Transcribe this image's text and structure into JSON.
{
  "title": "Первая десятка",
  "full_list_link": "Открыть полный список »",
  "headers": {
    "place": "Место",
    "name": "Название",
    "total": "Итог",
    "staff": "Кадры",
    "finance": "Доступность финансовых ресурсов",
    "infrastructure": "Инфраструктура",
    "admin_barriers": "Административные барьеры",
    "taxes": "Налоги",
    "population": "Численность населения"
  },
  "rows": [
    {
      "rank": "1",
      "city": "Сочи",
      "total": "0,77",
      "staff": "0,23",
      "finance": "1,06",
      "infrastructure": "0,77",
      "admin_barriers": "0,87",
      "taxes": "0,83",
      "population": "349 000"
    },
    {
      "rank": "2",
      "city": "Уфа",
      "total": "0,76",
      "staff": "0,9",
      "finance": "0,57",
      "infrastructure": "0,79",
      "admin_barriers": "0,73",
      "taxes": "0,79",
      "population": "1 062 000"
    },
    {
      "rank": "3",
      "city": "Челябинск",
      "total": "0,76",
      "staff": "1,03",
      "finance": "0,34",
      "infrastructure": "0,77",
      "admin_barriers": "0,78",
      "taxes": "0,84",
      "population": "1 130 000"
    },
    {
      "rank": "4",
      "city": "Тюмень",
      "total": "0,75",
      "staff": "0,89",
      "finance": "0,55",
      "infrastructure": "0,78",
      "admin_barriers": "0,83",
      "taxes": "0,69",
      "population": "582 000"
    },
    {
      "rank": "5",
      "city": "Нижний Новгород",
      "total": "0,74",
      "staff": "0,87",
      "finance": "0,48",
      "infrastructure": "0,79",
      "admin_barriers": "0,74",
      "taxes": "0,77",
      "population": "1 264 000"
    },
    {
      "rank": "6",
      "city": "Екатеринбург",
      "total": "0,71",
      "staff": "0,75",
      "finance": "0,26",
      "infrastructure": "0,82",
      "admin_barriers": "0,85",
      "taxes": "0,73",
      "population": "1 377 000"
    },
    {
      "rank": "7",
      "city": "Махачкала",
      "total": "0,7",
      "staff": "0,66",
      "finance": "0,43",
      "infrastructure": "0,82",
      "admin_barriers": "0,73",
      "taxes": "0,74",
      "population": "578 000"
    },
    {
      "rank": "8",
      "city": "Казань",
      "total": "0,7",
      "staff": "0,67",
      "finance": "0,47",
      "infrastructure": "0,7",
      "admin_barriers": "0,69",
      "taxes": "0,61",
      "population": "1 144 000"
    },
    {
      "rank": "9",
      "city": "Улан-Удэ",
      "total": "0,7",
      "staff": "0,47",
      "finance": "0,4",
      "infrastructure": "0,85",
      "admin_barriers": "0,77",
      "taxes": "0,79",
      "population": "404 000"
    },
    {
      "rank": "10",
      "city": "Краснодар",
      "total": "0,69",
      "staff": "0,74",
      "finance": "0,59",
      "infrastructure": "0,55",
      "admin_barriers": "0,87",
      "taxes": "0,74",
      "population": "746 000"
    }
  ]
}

========

## [Directive]
Reproduce the records in full, exactly as written.

## [Answer to the problem]
Transcribe this image's text and structure into JSON.
{
  "title": "Первая десятка",
  "full_list_link": "Открыть полный список »",
  "headers": {
    "place": "Место",
    "name": "Название",
    "total": "Итог",
    "staff": "Кадры",
    "finance": "Доступность финансовых ресурсов",
    "infrastructure": "Инфраструктура",
    "admin_barriers": "Административные барьеры",
    "taxes": "Налоги",
    "population": "Численность населения"
  },
  "rows": [
    {
      "rank": "1",
      "city": "Сочи",
      "total": "0,77",
      "staff": "0,23",
      "finance": "1,06",
      "infrastructure": "0,77",
      "admin_barriers": "0,87",
      "taxes": "0,83",
      "population": "349 000"
    },
    {
      "rank": "2",
      "city": "Уфа",
      "total": "0,76",
      "staff": "0,9",
      "finance": "0,57",
      "infrastructure": "0,79",
      "admin_barriers": "0,73",
      "taxes": "0,79",
      "population": "1 062 000"
    },
    {
      "rank": "3",
      "city": "Челябинск",
      "total": "0,76",
      "staff": "1,03",
      "finance": "0,34",
      "infrastructure": "0,77",
      "admin_barriers": "0,78",
      "taxes": "0,84",
      "population": "1 130 000"
    },
    {
      "rank": "4",
      "city": "Тюмень",
      "total": "0,75",
      "staff": "0,89",
      "finance": "0,55",
      "infrastructure": "0,78",
      "admin_barriers": "0,83",
      "taxes": "0,69",
      "population": "582 000"
    },
    {
      "rank": "5",
      "city": "Нижний Новгород",
      "total": "0,74",
      "staff": "0,87",
      "finance": "0,48",
      "infrastructure": "0,79",
      "admin_barriers": "0,74",
      "taxes": "0,77",
      "population": "1 264 000"
    },
    {
      "rank": "6",
      "city": "Екатеринбург",
      "total": "0,71",
      "staff": "0,75",
      "finance": "0,26",
      "infrastructure": "0,82",
      "admin_barriers": "0,85",
      "taxes": "0,73",
      "population": "1 377 000"
    },
    {
      "rank": "7",
      "city": "Махачкала",
      "total": "0,7",
      "staff": "0,66",
      "finance": "0,43",
      "infrastructure": "0,82",
      "admin_barriers": "0,73",
      "taxes": "0,74",
      "population": "578 000"
    },
    {
      "rank": "8",
      "city": "Казань",
      "total": "0,7",
      "staff": "0,67",
      "finance": "0,47",
      "infrastructure": "0,7",
      "admin_barriers": "0,69",
      "taxes": "0,61",
      "population": "1 144 000"
    },
    {
      "rank": "9",
      "city": "Улан-Удэ",
      "total": "0,7",
      "staff": "0,47",
      "finance": "0,4",
      "infrastructure": "0,85",
      "admin_barriers": "0,77",
      "taxes": "0,79",
      "population": "404 000"
    },
    {
      "rank": "10",
      "city": "Краснодар",
      "total": "0,69",
      "staff": "0,74",
      "finance": "0,59",
      "infrastructure": "0,55",
      "admin_barriers": "0,87",
      "taxes": "0,74",
      "population": "746 000"
    }
  ]
}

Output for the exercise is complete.